## Work required
Collect all lines from the records below that include the word "следующей".

++++

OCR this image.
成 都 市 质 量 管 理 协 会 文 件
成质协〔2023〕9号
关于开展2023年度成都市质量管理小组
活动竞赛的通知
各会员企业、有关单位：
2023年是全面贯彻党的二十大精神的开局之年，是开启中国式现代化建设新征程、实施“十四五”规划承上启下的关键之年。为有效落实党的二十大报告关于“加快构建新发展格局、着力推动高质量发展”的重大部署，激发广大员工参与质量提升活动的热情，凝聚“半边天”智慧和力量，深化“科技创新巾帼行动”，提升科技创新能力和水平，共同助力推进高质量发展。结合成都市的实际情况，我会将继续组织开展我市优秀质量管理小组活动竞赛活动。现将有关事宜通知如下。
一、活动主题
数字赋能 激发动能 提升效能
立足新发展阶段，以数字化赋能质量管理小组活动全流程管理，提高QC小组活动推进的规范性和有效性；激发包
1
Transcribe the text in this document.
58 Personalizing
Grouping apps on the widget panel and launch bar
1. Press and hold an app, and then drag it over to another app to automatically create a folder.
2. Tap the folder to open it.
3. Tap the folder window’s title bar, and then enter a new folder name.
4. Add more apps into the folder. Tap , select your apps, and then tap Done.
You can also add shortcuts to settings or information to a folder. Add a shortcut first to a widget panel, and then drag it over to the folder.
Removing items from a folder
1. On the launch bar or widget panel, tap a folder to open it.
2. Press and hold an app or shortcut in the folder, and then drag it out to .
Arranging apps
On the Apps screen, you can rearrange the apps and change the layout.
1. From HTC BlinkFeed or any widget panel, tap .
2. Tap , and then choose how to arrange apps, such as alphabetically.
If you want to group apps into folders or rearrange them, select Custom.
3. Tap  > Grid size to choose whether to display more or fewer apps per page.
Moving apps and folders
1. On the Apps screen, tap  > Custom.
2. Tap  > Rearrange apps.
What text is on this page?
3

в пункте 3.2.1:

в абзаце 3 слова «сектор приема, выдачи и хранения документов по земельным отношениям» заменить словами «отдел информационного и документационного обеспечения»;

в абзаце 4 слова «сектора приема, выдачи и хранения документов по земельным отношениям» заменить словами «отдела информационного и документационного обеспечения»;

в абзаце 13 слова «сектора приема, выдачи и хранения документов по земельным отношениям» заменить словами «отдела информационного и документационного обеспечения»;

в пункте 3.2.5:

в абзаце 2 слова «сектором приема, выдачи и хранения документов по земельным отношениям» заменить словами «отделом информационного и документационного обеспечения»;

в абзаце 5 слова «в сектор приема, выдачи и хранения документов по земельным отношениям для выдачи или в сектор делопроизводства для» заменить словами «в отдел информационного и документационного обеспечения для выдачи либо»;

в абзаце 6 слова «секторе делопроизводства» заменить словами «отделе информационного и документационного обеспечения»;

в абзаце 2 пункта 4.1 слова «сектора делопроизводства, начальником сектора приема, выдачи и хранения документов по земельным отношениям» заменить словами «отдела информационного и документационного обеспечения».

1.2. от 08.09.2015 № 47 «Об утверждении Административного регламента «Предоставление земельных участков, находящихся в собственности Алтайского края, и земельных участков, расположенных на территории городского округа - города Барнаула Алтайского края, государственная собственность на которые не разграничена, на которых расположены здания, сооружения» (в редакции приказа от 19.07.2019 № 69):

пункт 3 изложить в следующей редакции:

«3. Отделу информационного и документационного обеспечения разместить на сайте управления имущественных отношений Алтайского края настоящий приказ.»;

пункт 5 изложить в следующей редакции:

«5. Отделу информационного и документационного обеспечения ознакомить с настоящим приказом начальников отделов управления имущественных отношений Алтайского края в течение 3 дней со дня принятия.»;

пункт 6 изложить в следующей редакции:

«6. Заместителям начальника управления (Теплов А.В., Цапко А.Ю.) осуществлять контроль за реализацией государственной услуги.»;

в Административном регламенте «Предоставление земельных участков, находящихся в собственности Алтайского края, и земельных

++++

## Answer to this exercise
пункт 3 изложить в следующей редакции:
пункт 5 изложить в следующей редакции:
пункт 6 изложить в следующей редакции:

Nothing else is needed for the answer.